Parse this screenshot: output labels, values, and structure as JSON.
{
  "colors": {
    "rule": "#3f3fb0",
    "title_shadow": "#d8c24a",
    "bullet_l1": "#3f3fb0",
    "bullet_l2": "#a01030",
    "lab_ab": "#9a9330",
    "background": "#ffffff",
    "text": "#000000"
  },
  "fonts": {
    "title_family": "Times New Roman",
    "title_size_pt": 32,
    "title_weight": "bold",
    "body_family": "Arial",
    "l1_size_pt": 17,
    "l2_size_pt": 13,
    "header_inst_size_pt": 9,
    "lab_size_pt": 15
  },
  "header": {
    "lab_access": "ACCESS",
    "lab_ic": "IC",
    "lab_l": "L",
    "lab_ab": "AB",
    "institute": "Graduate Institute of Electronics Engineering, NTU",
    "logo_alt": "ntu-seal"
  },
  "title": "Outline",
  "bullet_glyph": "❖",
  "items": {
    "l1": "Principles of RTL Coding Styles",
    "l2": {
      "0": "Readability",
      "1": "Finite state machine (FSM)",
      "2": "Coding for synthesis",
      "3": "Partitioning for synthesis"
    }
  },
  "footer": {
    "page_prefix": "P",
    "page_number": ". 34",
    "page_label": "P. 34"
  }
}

______

§ Aim
Above are the records; retype them all without a single difference.

§ Written answer
Parse this screenshot: output labels, values, and structure as JSON.
{
  "colors": {
    "rule": "#3f3fb0",
    "title_shadow": "#d8c24a",
    "bullet_l1": "#3f3fb0",
    "bullet_l2": "#a01030",
    "lab_ab": "#9a9330",
    "background": "#ffffff",
    "text": "#000000"
  },
  "fonts": {
    "title_family": "Times New Roman",
    "title_size_pt": 32,
    "title_weight": "bold",
    "body_family": "Arial",
    "l1_size_pt": 17,
    "l2_size_pt": 13,
    "header_inst_size_pt": 9,
    "lab_size_pt": 15
  },
  "header": {
    "lab_access": "ACCESS",
    "lab_ic": "IC",
    "lab_l": "L",
    "lab_ab": "AB",
    "institute": "Graduate Institute of Electronics Engineering, NTU",
    "logo_alt": "ntu-seal"
  },
  "title": "Outline",
  "bullet_glyph": "❖",
  "items": {
    "l1": "Principles of RTL Coding Styles",
    "l2": {
      "0": "Readability",
      "1": "Finite state machine (FSM)",
      "2": "Coding for synthesis",
      "3": "Partitioning for synthesis"
    }
  },
  "footer": {
    "page_prefix": "P",
    "page_number": ". 34",
    "page_label": "P. 34"
  }
}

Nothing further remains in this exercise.